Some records
────────────────

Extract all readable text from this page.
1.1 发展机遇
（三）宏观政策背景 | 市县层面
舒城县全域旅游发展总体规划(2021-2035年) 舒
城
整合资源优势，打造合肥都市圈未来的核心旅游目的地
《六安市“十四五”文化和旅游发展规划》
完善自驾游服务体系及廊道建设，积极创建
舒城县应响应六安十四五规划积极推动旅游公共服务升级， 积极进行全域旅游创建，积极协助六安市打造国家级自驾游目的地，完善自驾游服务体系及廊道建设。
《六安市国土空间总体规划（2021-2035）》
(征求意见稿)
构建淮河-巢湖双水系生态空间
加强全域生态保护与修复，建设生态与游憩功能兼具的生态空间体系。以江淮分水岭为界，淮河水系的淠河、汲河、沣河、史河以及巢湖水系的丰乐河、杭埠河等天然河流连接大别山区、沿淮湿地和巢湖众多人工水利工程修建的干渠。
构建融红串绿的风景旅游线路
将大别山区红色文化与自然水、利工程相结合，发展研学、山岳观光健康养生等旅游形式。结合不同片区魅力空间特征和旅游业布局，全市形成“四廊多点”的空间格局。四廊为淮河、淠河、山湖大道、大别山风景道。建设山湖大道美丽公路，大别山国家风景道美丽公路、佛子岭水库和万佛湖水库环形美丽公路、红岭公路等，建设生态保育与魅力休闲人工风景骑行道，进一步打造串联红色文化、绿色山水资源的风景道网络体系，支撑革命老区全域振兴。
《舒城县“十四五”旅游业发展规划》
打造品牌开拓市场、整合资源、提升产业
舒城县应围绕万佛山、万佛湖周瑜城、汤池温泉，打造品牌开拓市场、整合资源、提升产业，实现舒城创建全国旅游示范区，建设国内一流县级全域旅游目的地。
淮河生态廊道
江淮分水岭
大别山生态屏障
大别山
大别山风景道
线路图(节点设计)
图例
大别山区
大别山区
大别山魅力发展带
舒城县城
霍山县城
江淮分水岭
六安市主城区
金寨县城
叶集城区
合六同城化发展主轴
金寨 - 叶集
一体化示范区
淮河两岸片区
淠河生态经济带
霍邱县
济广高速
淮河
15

────────────────

- Exercise description:
Pull out every line of the records that includes the string "大别山风景道".

- Final result:
将大别山区红色文化与自然水、利工程相结合，发展研学、山岳观光健康养生等旅游形式。结合不同片区魅力空间特征和旅游业布局，全市形成“四廊多点”的空间格局。四廊为淮河、淠河、山湖大道、大别山风景道。建设山湖大道美丽公路，大别山国家风景道美丽公路、佛子岭水库和万佛湖水库环形美丽公路、红岭公路等，建设生态保育与魅力休闲人工风景骑行道，进一步打造串联红色文化、绿色山水资源的风景道网络体系，支撑革命老区全域振兴。
大别山风景道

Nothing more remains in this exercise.